== INSTRUCTIONS TO FOLLOW ==
Exactly as written, repeat all of the records below.
───── DATA FOR PROCESSING ─────
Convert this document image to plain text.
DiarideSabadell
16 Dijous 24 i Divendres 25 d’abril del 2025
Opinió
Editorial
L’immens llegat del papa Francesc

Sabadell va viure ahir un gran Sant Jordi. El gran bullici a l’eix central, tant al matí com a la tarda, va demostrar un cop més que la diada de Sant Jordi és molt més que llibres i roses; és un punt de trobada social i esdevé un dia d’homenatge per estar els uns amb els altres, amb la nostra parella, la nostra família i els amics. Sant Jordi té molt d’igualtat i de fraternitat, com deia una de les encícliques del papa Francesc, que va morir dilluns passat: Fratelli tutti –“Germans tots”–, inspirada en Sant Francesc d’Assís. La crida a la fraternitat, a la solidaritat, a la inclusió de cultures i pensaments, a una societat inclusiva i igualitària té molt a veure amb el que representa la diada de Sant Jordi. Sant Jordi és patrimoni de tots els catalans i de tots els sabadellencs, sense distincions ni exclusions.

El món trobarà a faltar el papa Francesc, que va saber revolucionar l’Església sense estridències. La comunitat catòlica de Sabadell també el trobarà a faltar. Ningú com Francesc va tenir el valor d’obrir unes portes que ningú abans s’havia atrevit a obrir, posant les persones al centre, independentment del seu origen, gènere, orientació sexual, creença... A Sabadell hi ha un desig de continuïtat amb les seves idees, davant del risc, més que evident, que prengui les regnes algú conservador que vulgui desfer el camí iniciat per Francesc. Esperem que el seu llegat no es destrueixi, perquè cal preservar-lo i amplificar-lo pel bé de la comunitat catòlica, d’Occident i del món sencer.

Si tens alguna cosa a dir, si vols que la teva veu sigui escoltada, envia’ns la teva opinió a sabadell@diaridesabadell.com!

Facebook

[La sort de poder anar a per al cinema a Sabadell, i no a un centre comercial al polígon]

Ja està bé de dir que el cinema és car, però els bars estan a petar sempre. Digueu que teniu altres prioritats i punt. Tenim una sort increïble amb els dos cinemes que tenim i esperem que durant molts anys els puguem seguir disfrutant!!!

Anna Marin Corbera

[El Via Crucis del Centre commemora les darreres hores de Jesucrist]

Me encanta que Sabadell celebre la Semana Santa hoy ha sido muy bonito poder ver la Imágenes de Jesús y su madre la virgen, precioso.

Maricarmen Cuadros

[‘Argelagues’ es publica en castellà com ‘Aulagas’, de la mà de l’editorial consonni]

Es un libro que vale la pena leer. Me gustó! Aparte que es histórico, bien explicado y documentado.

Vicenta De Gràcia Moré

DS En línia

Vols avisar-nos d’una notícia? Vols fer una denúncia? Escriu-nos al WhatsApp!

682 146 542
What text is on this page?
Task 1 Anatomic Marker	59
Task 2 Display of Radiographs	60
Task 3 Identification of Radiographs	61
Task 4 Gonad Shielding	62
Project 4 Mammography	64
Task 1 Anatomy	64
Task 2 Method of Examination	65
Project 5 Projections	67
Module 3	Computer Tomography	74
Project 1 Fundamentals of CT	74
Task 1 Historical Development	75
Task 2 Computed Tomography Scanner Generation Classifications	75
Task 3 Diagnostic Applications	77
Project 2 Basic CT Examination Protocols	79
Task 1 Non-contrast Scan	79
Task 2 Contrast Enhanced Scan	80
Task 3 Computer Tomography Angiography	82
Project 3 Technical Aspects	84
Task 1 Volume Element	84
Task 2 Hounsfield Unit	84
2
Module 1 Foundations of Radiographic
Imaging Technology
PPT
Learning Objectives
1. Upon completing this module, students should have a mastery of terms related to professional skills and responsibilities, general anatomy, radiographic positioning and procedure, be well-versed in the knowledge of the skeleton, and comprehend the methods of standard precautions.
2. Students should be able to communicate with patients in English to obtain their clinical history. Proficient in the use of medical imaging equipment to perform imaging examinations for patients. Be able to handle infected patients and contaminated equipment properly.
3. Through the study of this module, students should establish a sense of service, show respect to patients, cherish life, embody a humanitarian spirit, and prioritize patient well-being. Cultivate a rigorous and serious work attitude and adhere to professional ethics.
─────
== TASK OUTPUT ==
Convert this document image to plain text.
DiarideSabadell
16 Dijous 24 i Divendres 25 d’abril del 2025
Opinió
Editorial
L’immens llegat del papa Francesc

Sabadell va viure ahir un gran Sant Jordi. El gran bullici a l’eix central, tant al matí com a la tarda, va demostrar un cop més que la diada de Sant Jordi és molt més que llibres i roses; és un punt de trobada social i esdevé un dia d’homenatge per estar els uns amb els altres, amb la nostra parella, la nostra família i els amics. Sant Jordi té molt d’igualtat i de fraternitat, com deia una de les encícliques del papa Francesc, que va morir dilluns passat: Fratelli tutti –“Germans tots”–, inspirada en Sant Francesc d’Assís. La crida a la fraternitat, a la solidaritat, a la inclusió de cultures i pensaments, a una societat inclusiva i igualitària té molt a veure amb el que representa la diada de Sant Jordi. Sant Jordi és patrimoni de tots els catalans i de tots els sabadellencs, sense distincions ni exclusions.

El món trobarà a faltar el papa Francesc, que va saber revolucionar l’Església sense estridències. La comunitat catòlica de Sabadell també el trobarà a faltar. Ningú com Francesc va tenir el valor d’obrir unes portes que ningú abans s’havia atrevit a obrir, posant les persones al centre, independentment del seu origen, gènere, orientació sexual, creença... A Sabadell hi ha un desig de continuïtat amb les seves idees, davant del risc, més que evident, que prengui les regnes algú conservador que vulgui desfer el camí iniciat per Francesc. Esperem que el seu llegat no es destrueixi, perquè cal preservar-lo i amplificar-lo pel bé de la comunitat catòlica, d’Occident i del món sencer.

Si tens alguna cosa a dir, si vols que la teva veu sigui escoltada, envia’ns la teva opinió a sabadell@diaridesabadell.com!

Facebook

[La sort de poder anar a per al cinema a Sabadell, i no a un centre comercial al polígon]

Ja està bé de dir que el cinema és car, però els bars estan a petar sempre. Digueu que teniu altres prioritats i punt. Tenim una sort increïble amb els dos cinemes que tenim i esperem que durant molts anys els puguem seguir disfrutant!!!

Anna Marin Corbera

[El Via Crucis del Centre commemora les darreres hores de Jesucrist]

Me encanta que Sabadell celebre la Semana Santa hoy ha sido muy bonito poder ver la Imágenes de Jesús y su madre la virgen, precioso.

Maricarmen Cuadros

[‘Argelagues’ es publica en castellà com ‘Aulagas’, de la mà de l’editorial consonni]

Es un libro que vale la pena leer. Me gustó! Aparte que es histórico, bien explicado y documentado.

Vicenta De Gràcia Moré

DS En línia

Vols avisar-nos d’una notícia? Vols fer una denúncia? Escriu-nos al WhatsApp!

682 146 542
What text is on this page?
Task 1 Anatomic Marker	59
Task 2 Display of Radiographs	60
Task 3 Identification of Radiographs	61
Task 4 Gonad Shielding	62
Project 4 Mammography	64
Task 1 Anatomy	64
Task 2 Method of Examination	65
Project 5 Projections	67
Module 3	Computer Tomography	74
Project 1 Fundamentals of CT	74
Task 1 Historical Development	75
Task 2 Computed Tomography Scanner Generation Classifications	75
Task 3 Diagnostic Applications	77
Project 2 Basic CT Examination Protocols	79
Task 1 Non-contrast Scan	79
Task 2 Contrast Enhanced Scan	80
Task 3 Computer Tomography Angiography	82
Project 3 Technical Aspects	84
Task 1 Volume Element	84
Task 2 Hounsfield Unit	84
2
Module 1 Foundations of Radiographic
Imaging Technology
PPT
Learning Objectives
1. Upon completing this module, students should have a mastery of terms related to professional skills and responsibilities, general anatomy, radiographic positioning and procedure, be well-versed in the knowledge of the skeleton, and comprehend the methods of standard precautions.
2. Students should be able to communicate with patients in English to obtain their clinical history. Proficient in the use of medical imaging equipment to perform imaging examinations for patients. Be able to handle infected patients and contaminated equipment properly.
3. Through the study of this module, students should establish a sense of service, show respect to patients, cherish life, embody a humanitarian spirit, and prioritize patient well-being. Cultivate a rigorous and serious work attitude and adhere to professional ethics.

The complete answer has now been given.